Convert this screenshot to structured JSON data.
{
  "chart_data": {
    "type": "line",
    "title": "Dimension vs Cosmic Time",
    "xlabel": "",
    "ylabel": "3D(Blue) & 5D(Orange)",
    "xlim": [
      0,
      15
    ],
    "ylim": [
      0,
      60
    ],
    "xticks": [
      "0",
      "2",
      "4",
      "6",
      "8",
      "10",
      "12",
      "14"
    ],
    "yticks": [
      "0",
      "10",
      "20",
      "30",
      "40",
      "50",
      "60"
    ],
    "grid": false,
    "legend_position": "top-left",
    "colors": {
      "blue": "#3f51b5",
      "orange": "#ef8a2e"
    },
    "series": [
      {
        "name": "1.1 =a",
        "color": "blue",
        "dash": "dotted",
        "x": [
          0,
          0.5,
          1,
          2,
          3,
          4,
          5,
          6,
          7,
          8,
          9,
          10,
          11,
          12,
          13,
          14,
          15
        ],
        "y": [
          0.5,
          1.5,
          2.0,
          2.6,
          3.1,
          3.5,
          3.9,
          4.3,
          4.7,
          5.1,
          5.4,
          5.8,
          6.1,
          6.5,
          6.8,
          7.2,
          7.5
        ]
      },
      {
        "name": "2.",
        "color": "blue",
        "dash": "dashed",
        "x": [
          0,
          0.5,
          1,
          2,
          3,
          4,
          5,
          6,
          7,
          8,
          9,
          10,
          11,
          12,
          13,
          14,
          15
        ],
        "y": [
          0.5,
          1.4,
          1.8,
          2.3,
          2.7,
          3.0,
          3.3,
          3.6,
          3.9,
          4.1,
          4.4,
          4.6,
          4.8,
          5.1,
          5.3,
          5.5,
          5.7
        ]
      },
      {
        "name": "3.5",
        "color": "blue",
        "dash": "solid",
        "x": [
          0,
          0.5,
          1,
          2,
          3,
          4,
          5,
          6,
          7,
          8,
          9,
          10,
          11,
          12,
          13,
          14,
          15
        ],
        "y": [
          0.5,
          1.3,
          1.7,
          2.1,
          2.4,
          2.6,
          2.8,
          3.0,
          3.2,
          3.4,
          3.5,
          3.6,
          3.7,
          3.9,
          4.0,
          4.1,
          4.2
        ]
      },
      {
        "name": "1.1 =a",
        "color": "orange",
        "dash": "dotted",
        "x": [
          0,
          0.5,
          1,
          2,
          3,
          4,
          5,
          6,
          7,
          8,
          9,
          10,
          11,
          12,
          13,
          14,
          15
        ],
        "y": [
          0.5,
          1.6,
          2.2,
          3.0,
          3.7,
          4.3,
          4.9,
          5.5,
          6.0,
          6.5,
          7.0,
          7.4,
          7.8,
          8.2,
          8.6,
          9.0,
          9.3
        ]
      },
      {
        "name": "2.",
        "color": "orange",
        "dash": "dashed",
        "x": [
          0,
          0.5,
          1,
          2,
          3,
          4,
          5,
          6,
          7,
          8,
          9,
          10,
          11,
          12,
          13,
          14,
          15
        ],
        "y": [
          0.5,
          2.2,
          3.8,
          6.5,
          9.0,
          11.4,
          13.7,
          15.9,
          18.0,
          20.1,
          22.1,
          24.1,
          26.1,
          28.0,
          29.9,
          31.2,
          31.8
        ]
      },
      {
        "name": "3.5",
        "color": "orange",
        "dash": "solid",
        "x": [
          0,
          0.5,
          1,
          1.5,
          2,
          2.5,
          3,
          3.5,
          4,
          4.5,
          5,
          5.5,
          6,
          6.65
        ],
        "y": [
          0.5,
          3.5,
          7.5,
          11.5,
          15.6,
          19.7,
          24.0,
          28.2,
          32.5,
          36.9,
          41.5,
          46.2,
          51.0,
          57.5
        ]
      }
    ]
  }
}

——————————

§ What is required:
Retype the entries one by one, exactly.

§ Result of the task:
Convert this screenshot to structured JSON data.
{
  "chart_data": {
    "type": "line",
    "title": "Dimension vs Cosmic Time",
    "xlabel": "",
    "ylabel": "3D(Blue) & 5D(Orange)",
    "xlim": [
      0,
      15
    ],
    "ylim": [
      0,
      60
    ],
    "xticks": [
      "0",
      "2",
      "4",
      "6",
      "8",
      "10",
      "12",
      "14"
    ],
    "yticks": [
      "0",
      "10",
      "20",
      "30",
      "40",
      "50",
      "60"
    ],
    "grid": false,
    "legend_position": "top-left",
    "colors": {
      "blue": "#3f51b5",
      "orange": "#ef8a2e"
    },
    "series": [
      {
        "name": "1.1 =a",
        "color": "blue",
        "dash": "dotted",
        "x": [
          0,
          0.5,
          1,
          2,
          3,
          4,
          5,
          6,
          7,
          8,
          9,
          10,
          11,
          12,
          13,
          14,
          15
        ],
        "y": [
          0.5,
          1.5,
          2.0,
          2.6,
          3.1,
          3.5,
          3.9,
          4.3,
          4.7,
          5.1,
          5.4,
          5.8,
          6.1,
          6.5,
          6.8,
          7.2,
          7.5
        ]
      },
      {
        "name": "2.",
        "color": "blue",
        "dash": "dashed",
        "x": [
          0,
          0.5,
          1,
          2,
          3,
          4,
          5,
          6,
          7,
          8,
          9,
          10,
          11,
          12,
          13,
          14,
          15
        ],
        "y": [
          0.5,
          1.4,
          1.8,
          2.3,
          2.7,
          3.0,
          3.3,
          3.6,
          3.9,
          4.1,
          4.4,
          4.6,
          4.8,
          5.1,
          5.3,
          5.5,
          5.7
        ]
      },
      {
        "name": "3.5",
        "color": "blue",
        "dash": "solid",
        "x": [
          0,
          0.5,
          1,
          2,
          3,
          4,
          5,
          6,
          7,
          8,
          9,
          10,
          11,
          12,
          13,
          14,
          15
        ],
        "y": [
          0.5,
          1.3,
          1.7,
          2.1,
          2.4,
          2.6,
          2.8,
          3.0,
          3.2,
          3.4,
          3.5,
          3.6,
          3.7,
          3.9,
          4.0,
          4.1,
          4.2
        ]
      },
      {
        "name": "1.1 =a",
        "color": "orange",
        "dash": "dotted",
        "x": [
          0,
          0.5,
          1,
          2,
          3,
          4,
          5,
          6,
          7,
          8,
          9,
          10,
          11,
          12,
          13,
          14,
          15
        ],
        "y": [
          0.5,
          1.6,
          2.2,
          3.0,
          3.7,
          4.3,
          4.9,
          5.5,
          6.0,
          6.5,
          7.0,
          7.4,
          7.8,
          8.2,
          8.6,
          9.0,
          9.3
        ]
      },
      {
        "name": "2.",
        "color": "orange",
        "dash": "dashed",
        "x": [
          0,
          0.5,
          1,
          2,
          3,
          4,
          5,
          6,
          7,
          8,
          9,
          10,
          11,
          12,
          13,
          14,
          15
        ],
        "y": [
          0.5,
          2.2,
          3.8,
          6.5,
          9.0,
          11.4,
          13.7,
          15.9,
          18.0,
          20.1,
          22.1,
          24.1,
          26.1,
          28.0,
          29.9,
          31.2,
          31.8
        ]
      },
      {
        "name": "3.5",
        "color": "orange",
        "dash": "solid",
        "x": [
          0,
          0.5,
          1,
          1.5,
          2,
          2.5,
          3,
          3.5,
          4,
          4.5,
          5,
          5.5,
          6,
          6.65
        ],
        "y": [
          0.5,
          3.5,
          7.5,
          11.5,
          15.6,
          19.7,
          24.0,
          28.2,
          32.5,
          36.9,
          41.5,
          46.2,
          51.0,
          57.5
        ]
      }
    ]
  }
}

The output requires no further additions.